◆ To do ◆
Go through the records and extract every line with the word "does".
________
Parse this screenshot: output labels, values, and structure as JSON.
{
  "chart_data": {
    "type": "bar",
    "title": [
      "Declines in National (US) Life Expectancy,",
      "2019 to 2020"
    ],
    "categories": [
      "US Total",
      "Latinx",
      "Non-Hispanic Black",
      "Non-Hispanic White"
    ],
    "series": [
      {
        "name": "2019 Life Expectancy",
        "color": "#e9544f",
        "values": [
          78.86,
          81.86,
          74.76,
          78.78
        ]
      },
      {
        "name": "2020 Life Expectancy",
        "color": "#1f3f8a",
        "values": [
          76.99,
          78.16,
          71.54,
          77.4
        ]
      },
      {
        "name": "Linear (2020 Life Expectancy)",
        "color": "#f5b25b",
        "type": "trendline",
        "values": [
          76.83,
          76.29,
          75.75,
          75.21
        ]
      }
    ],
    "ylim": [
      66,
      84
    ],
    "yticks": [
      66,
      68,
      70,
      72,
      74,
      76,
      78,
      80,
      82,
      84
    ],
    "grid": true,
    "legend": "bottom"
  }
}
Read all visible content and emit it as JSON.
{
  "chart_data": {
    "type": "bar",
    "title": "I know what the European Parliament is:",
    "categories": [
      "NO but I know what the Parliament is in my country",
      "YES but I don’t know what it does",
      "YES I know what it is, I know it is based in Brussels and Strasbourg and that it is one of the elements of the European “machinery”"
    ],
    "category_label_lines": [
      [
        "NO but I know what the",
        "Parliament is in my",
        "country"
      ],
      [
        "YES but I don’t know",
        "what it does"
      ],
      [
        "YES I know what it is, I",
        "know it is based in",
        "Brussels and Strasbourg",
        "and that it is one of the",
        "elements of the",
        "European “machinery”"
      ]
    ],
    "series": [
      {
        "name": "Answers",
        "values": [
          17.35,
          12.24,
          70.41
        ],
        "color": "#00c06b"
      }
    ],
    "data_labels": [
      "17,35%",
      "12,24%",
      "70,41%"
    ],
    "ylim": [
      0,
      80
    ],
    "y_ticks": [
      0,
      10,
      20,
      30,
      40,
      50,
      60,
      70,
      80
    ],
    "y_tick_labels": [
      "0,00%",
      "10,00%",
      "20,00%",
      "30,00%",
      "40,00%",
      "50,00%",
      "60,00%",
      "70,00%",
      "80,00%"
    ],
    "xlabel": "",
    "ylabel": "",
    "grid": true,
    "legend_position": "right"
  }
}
________
◆ Result of the task ◆
      "YES but I don’t know what it does",
        "what it does"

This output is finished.